=== Exercise instructions ===
Quote the listing below in its entirety.
=== Data in this exercise ===
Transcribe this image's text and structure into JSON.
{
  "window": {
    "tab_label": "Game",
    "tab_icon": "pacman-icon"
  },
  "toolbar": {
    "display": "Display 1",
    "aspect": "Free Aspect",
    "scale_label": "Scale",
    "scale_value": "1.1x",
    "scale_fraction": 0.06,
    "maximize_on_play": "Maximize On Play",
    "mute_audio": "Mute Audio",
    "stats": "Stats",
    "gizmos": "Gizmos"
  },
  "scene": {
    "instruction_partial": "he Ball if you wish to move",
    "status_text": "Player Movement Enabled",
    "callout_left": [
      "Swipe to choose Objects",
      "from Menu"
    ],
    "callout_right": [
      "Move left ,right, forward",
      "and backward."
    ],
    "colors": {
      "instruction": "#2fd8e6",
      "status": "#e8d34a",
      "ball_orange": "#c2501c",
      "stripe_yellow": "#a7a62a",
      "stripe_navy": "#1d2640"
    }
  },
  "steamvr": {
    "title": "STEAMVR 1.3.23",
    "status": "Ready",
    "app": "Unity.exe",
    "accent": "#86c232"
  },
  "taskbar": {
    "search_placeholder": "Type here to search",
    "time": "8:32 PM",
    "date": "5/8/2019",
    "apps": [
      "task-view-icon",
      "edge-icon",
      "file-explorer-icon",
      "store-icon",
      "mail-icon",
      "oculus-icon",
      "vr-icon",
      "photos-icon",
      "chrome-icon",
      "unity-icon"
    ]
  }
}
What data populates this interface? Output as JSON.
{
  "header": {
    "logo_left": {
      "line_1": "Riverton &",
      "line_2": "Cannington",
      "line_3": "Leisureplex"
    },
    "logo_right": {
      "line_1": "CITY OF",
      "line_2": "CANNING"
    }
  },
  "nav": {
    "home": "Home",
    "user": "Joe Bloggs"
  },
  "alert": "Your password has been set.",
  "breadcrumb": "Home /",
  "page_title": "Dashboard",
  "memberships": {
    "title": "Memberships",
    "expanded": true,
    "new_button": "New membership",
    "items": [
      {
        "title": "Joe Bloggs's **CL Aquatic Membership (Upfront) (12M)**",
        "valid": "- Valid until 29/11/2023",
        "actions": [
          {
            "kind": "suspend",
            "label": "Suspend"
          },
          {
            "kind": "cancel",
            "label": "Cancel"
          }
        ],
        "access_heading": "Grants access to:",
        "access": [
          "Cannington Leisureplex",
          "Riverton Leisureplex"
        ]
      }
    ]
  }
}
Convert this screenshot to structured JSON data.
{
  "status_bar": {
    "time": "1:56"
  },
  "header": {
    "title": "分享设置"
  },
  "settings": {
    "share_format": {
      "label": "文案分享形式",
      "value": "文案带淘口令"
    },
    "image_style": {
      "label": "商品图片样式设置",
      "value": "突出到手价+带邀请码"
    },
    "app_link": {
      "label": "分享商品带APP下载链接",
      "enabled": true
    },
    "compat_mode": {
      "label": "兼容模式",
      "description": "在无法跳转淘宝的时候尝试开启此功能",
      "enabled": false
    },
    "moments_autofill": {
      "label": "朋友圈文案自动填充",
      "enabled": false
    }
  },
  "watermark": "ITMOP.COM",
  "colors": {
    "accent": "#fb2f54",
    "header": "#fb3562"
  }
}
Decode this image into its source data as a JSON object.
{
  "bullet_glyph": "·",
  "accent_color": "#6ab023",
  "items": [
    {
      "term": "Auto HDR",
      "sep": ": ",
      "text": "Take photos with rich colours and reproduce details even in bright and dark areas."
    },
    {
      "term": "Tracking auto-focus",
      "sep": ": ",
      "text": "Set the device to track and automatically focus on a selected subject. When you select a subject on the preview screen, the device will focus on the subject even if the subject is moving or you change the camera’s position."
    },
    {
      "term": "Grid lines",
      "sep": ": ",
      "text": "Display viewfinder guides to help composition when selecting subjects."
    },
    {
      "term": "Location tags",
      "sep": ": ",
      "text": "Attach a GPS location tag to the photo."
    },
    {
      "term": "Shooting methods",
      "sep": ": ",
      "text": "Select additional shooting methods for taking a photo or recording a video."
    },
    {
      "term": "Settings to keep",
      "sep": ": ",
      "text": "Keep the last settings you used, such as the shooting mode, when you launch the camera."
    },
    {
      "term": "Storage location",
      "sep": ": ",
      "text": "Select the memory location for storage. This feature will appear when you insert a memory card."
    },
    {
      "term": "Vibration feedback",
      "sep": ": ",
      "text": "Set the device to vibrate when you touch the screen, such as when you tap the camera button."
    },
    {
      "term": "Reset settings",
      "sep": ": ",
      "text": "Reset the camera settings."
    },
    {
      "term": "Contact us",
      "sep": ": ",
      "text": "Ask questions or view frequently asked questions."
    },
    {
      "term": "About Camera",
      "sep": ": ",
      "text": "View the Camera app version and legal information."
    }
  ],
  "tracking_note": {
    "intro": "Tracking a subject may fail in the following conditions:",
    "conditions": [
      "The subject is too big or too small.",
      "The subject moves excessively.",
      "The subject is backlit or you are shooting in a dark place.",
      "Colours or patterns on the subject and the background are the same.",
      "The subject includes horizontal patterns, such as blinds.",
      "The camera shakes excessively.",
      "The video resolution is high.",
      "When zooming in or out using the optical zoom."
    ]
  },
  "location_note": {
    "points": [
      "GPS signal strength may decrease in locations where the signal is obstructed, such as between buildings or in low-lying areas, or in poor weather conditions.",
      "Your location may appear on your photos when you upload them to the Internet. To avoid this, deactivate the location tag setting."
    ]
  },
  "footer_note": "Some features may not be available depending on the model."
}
===
=== Output for this exercise ===
Transcribe this image's text and structure into JSON.
{
  "window": {
    "tab_label": "Game",
    "tab_icon": "pacman-icon"
  },
  "toolbar": {
    "display": "Display 1",
    "aspect": "Free Aspect",
    "scale_label": "Scale",
    "scale_value": "1.1x",
    "scale_fraction": 0.06,
    "maximize_on_play": "Maximize On Play",
    "mute_audio": "Mute Audio",
    "stats": "Stats",
    "gizmos": "Gizmos"
  },
  "scene": {
    "instruction_partial": "he Ball if you wish to move",
    "status_text": "Player Movement Enabled",
    "callout_left": [
      "Swipe to choose Objects",
      "from Menu"
    ],
    "callout_right": [
      "Move left ,right, forward",
      "and backward."
    ],
    "colors": {
      "instruction": "#2fd8e6",
      "status": "#e8d34a",
      "ball_orange": "#c2501c",
      "stripe_yellow": "#a7a62a",
      "stripe_navy": "#1d2640"
    }
  },
  "steamvr": {
    "title": "STEAMVR 1.3.23",
    "status": "Ready",
    "app": "Unity.exe",
    "accent": "#86c232"
  },
  "taskbar": {
    "search_placeholder": "Type here to search",
    "time": "8:32 PM",
    "date": "5/8/2019",
    "apps": [
      "task-view-icon",
      "edge-icon",
      "file-explorer-icon",
      "store-icon",
      "mail-icon",
      "oculus-icon",
      "vr-icon",
      "photos-icon",
      "chrome-icon",
      "unity-icon"
    ]
  }
}
What data populates this interface? Output as JSON.
{
  "header": {
    "logo_left": {
      "line_1": "Riverton &",
      "line_2": "Cannington",
      "line_3": "Leisureplex"
    },
    "logo_right": {
      "line_1": "CITY OF",
      "line_2": "CANNING"
    }
  },
  "nav": {
    "home": "Home",
    "user": "Joe Bloggs"
  },
  "alert": "Your password has been set.",
  "breadcrumb": "Home /",
  "page_title": "Dashboard",
  "memberships": {
    "title": "Memberships",
    "expanded": true,
    "new_button": "New membership",
    "items": [
      {
        "title": "Joe Bloggs's **CL Aquatic Membership (Upfront) (12M)**",
        "valid": "- Valid until 29/11/2023",
        "actions": [
          {
            "kind": "suspend",
            "label": "Suspend"
          },
          {
            "kind": "cancel",
            "label": "Cancel"
          }
        ],
        "access_heading": "Grants access to:",
        "access": [
          "Cannington Leisureplex",
          "Riverton Leisureplex"
        ]
      }
    ]
  }
}
Convert this screenshot to structured JSON data.
{
  "status_bar": {
    "time": "1:56"
  },
  "header": {
    "title": "分享设置"
  },
  "settings": {
    "share_format": {
      "label": "文案分享形式",
      "value": "文案带淘口令"
    },
    "image_style": {
      "label": "商品图片样式设置",
      "value": "突出到手价+带邀请码"
    },
    "app_link": {
      "label": "分享商品带APP下载链接",
      "enabled": true
    },
    "compat_mode": {
      "label": "兼容模式",
      "description": "在无法跳转淘宝的时候尝试开启此功能",
      "enabled": false
    },
    "moments_autofill": {
      "label": "朋友圈文案自动填充",
      "enabled": false
    }
  },
  "watermark": "ITMOP.COM",
  "colors": {
    "accent": "#fb2f54",
    "header": "#fb3562"
  }
}
Decode this image into its source data as a JSON object.
{
  "bullet_glyph": "·",
  "accent_color": "#6ab023",
  "items": [
    {
      "term": "Auto HDR",
      "sep": ": ",
      "text": "Take photos with rich colours and reproduce details even in bright and dark areas."
    },
    {
      "term": "Tracking auto-focus",
      "sep": ": ",
      "text": "Set the device to track and automatically focus on a selected subject. When you select a subject on the preview screen, the device will focus on the subject even if the subject is moving or you change the camera’s position."
    },
    {
      "term": "Grid lines",
      "sep": ": ",
      "text": "Display viewfinder guides to help composition when selecting subjects."
    },
    {
      "term": "Location tags",
      "sep": ": ",
      "text": "Attach a GPS location tag to the photo."
    },
    {
      "term": "Shooting methods",
      "sep": ": ",
      "text": "Select additional shooting methods for taking a photo or recording a video."
    },
    {
      "term": "Settings to keep",
      "sep": ": ",
      "text": "Keep the last settings you used, such as the shooting mode, when you launch the camera."
    },
    {
      "term": "Storage location",
      "sep": ": ",
      "text": "Select the memory location for storage. This feature will appear when you insert a memory card."
    },
    {
      "term": "Vibration feedback",
      "sep": ": ",
      "text": "Set the device to vibrate when you touch the screen, such as when you tap the camera button."
    },
    {
      "term": "Reset settings",
      "sep": ": ",
      "text": "Reset the camera settings."
    },
    {
      "term": "Contact us",
      "sep": ": ",
      "text": "Ask questions or view frequently asked questions."
    },
    {
      "term": "About Camera",
      "sep": ": ",
      "text": "View the Camera app version and legal information."
    }
  ],
  "tracking_note": {
    "intro": "Tracking a subject may fail in the following conditions:",
    "conditions": [
      "The subject is too big or too small.",
      "The subject moves excessively.",
      "The subject is backlit or you are shooting in a dark place.",
      "Colours or patterns on the subject and the background are the same.",
      "The subject includes horizontal patterns, such as blinds.",
      "The camera shakes excessively.",
      "The video resolution is high.",
      "When zooming in or out using the optical zoom."
    ]
  },
  "location_note": {
    "points": [
      "GPS signal strength may decrease in locations where the signal is obstructed, such as between buildings or in low-lying areas, or in poor weather conditions.",
      "Your location may appear on your photos when you upload them to the Internet. To avoid this, deactivate the location tag setting."
    ]
  },
  "footer_note": "Some features may not be available depending on the model."
}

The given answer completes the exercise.